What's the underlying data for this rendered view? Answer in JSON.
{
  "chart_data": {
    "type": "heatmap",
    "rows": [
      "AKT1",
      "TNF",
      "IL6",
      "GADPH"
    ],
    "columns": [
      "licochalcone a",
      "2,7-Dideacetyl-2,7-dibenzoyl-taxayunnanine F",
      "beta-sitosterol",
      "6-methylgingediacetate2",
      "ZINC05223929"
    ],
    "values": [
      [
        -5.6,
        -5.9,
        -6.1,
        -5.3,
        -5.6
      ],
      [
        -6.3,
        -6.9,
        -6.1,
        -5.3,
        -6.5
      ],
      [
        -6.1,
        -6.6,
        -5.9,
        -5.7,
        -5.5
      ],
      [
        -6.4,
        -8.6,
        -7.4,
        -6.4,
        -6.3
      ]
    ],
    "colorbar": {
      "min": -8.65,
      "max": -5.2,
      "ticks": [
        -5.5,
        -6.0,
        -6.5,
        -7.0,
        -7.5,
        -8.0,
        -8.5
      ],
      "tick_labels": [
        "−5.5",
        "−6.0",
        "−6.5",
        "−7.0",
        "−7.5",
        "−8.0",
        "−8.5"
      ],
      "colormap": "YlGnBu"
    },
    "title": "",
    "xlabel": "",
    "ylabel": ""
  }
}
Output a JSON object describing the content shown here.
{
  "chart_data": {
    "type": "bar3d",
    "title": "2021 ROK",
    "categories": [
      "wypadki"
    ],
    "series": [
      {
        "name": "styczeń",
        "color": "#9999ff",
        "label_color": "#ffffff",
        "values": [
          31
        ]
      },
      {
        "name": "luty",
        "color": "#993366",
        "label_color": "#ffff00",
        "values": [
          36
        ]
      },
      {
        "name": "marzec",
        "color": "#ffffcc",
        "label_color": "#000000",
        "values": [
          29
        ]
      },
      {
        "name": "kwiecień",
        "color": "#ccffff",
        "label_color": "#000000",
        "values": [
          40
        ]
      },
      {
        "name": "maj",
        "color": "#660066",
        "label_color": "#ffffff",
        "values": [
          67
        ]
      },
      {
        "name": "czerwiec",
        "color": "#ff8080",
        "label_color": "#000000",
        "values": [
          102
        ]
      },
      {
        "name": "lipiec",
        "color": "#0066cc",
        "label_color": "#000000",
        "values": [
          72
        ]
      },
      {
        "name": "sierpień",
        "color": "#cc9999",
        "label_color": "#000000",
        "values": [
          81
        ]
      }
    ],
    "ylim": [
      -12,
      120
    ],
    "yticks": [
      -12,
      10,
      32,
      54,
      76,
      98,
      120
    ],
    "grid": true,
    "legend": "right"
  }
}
#####
### [AIM OF THE EXERCISE]
Which lines hold the string "name"? List them all.

### [THE COMPLETED TASK]
        "name": "styczeń",
        "name": "luty",
        "name": "marzec",
        "name": "kwiecień",
        "name": "maj",
        "name": "czerwiec",
        "name": "lipiec",
        "name": "sierpień",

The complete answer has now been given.